:: Input data

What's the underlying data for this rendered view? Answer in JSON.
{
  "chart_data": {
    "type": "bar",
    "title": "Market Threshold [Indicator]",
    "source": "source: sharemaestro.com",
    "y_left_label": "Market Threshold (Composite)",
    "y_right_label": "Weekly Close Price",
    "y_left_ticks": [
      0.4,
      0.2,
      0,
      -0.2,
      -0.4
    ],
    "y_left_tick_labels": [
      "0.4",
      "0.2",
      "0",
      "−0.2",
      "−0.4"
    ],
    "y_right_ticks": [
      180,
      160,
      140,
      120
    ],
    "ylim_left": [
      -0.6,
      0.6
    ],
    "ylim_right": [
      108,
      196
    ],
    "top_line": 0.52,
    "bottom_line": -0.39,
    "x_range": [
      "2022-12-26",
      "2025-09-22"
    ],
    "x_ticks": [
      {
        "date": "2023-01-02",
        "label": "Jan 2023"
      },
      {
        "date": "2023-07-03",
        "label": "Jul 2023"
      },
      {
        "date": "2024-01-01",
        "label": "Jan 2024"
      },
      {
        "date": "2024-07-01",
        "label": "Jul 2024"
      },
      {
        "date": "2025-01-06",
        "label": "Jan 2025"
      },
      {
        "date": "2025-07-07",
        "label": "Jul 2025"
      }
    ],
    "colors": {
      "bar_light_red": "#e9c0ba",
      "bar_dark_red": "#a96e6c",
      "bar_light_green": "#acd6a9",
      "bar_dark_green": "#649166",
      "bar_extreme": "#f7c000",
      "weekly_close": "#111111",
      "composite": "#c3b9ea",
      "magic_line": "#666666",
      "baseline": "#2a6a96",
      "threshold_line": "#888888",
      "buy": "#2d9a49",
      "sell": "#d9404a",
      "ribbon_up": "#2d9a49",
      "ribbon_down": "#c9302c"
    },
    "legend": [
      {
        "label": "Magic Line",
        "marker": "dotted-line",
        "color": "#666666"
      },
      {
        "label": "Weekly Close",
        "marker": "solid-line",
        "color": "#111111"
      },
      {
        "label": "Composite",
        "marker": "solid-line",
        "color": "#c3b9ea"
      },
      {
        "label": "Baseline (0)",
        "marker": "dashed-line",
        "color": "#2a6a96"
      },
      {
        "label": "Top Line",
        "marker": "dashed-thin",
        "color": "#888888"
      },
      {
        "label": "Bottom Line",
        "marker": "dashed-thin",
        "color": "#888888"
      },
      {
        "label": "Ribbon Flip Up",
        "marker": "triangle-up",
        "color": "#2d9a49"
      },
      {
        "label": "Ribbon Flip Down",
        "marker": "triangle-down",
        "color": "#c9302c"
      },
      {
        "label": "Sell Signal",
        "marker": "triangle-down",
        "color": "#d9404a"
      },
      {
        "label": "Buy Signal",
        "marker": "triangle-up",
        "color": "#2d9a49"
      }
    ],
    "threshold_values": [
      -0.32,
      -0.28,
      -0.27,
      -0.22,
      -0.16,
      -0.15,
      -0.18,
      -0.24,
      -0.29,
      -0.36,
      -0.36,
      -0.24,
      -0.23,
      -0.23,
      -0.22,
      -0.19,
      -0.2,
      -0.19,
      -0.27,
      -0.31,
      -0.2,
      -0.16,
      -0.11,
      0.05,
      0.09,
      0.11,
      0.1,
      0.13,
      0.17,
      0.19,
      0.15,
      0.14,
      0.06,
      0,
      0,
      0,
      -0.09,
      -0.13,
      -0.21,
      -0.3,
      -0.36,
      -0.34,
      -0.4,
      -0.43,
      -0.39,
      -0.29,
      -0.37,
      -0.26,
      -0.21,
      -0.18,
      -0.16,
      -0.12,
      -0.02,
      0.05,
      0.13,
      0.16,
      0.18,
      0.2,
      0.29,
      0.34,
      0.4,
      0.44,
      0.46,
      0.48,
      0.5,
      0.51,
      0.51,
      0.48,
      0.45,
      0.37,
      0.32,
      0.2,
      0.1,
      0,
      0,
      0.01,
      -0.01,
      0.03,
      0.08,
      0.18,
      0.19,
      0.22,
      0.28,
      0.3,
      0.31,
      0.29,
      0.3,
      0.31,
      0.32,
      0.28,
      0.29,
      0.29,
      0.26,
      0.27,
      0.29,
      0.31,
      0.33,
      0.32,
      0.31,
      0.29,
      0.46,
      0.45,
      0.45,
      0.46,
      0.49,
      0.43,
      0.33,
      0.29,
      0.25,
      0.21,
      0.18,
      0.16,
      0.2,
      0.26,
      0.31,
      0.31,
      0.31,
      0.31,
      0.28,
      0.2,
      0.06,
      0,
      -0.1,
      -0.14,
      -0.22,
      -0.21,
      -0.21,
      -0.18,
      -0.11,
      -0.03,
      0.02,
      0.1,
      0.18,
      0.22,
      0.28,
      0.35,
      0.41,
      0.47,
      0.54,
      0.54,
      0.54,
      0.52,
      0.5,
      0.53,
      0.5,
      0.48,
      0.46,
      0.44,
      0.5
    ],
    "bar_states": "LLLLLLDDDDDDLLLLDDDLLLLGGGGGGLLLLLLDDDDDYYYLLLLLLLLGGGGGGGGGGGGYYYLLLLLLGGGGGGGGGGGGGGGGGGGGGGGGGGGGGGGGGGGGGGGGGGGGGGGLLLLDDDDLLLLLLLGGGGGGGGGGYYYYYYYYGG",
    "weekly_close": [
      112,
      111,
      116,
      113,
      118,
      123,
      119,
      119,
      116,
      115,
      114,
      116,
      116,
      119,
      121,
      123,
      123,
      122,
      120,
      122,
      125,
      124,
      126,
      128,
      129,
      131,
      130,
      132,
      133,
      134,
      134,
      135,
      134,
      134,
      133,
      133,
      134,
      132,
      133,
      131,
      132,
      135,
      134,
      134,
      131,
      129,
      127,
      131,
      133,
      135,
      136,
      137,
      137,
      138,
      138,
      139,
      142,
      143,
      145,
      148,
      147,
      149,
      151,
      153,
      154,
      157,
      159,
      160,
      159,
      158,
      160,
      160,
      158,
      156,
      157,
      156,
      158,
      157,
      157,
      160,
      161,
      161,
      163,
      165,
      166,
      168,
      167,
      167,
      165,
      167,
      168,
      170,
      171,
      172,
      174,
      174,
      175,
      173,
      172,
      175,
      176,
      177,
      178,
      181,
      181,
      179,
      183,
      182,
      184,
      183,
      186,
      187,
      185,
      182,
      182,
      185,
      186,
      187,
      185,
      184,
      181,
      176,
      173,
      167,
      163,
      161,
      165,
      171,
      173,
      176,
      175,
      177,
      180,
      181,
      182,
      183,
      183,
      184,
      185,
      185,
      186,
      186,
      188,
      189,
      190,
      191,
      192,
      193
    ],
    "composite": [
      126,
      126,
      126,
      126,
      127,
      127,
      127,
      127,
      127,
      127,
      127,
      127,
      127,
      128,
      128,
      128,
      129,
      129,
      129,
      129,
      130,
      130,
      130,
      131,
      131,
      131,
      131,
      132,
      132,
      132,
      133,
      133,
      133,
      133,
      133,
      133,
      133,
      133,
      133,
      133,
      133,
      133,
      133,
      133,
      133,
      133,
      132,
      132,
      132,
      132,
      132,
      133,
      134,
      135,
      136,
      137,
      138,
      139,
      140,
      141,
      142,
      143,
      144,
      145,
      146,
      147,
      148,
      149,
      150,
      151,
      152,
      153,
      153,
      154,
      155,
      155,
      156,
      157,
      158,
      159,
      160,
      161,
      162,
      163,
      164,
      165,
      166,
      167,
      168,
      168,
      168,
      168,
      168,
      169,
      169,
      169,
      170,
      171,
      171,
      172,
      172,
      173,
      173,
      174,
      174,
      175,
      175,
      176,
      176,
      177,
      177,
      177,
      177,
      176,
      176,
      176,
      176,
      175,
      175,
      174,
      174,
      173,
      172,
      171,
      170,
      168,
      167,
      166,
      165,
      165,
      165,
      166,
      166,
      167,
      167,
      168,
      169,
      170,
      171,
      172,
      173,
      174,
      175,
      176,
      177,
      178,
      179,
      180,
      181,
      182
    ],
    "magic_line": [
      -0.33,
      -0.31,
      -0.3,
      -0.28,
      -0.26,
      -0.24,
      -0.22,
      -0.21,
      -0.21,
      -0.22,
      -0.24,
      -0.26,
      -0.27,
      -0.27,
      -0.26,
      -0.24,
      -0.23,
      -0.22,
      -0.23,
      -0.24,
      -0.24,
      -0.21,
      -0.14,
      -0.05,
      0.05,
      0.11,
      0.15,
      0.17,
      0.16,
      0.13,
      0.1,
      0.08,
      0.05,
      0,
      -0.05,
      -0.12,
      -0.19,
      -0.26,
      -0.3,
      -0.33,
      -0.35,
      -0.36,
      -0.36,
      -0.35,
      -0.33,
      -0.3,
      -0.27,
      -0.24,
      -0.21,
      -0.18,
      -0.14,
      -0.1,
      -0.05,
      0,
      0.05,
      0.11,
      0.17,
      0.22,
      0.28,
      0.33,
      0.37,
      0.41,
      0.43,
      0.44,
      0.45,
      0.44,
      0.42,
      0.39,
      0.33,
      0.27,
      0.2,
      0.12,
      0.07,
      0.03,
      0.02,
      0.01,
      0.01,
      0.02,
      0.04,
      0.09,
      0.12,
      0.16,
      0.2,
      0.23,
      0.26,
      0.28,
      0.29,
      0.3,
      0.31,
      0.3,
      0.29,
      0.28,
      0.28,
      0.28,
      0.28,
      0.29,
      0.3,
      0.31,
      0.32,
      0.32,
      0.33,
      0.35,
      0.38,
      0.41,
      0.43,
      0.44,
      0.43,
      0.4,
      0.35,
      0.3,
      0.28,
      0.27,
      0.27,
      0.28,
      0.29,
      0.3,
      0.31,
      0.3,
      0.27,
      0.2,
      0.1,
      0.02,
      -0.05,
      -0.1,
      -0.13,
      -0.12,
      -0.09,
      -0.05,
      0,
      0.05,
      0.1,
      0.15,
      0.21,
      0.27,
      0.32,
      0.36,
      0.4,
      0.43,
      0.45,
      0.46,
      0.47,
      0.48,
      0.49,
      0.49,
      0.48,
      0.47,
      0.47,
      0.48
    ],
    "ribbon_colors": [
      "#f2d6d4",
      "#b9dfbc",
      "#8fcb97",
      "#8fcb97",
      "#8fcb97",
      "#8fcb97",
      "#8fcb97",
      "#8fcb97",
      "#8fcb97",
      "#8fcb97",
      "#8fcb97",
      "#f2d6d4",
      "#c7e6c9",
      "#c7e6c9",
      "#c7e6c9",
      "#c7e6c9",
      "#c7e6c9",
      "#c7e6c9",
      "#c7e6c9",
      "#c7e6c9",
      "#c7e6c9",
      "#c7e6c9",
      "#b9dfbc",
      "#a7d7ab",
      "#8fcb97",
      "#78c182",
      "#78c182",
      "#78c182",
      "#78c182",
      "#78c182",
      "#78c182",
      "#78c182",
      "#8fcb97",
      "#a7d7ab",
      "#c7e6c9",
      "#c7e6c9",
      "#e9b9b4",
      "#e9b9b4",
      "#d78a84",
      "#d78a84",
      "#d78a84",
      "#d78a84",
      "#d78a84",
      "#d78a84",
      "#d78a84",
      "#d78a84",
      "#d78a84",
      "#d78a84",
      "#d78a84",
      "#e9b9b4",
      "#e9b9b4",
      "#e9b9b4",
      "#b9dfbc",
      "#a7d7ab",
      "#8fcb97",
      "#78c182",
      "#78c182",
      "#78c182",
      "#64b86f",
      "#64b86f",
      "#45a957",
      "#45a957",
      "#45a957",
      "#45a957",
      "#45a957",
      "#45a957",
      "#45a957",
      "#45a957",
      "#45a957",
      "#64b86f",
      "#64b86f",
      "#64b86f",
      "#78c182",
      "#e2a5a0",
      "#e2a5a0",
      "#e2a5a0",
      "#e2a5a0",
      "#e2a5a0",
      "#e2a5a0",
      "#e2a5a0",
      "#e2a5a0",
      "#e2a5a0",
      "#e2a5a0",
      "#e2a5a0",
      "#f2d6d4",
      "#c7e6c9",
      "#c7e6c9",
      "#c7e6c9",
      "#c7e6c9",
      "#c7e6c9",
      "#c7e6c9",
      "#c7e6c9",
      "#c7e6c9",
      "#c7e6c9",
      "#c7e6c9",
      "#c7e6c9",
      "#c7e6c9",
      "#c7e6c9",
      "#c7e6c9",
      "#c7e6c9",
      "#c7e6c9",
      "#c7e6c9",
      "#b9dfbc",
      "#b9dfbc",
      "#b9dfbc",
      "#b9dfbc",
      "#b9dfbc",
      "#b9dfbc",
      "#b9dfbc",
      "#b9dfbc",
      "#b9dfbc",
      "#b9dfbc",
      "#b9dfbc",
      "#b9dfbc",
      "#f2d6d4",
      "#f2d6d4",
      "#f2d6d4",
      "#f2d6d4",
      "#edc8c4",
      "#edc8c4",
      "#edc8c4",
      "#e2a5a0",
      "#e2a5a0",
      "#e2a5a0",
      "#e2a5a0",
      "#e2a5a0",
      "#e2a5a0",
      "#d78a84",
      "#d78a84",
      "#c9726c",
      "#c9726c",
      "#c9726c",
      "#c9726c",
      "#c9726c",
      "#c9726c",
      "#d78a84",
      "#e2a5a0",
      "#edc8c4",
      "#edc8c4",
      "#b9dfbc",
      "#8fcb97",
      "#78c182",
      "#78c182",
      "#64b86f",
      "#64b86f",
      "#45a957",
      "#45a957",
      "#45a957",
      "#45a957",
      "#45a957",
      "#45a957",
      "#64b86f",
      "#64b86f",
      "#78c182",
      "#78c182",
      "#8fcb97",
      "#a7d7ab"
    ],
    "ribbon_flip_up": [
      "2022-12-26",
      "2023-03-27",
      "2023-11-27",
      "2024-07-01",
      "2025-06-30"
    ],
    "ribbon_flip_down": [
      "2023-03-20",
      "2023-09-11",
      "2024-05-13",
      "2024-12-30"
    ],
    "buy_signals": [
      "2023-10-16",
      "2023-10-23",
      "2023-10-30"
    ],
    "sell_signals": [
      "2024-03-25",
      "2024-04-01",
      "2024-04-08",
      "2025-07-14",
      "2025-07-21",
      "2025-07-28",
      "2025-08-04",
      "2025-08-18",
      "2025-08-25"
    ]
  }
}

::::

## What you need to do
Copy all lines above containing the string "date".

## Result for this exercise
        "date": "2023-01-02",
        "date": "2023-07-03",
        "date": "2024-01-01",
        "date": "2024-07-01",
        "date": "2025-01-06",
        "date": "2025-07-07",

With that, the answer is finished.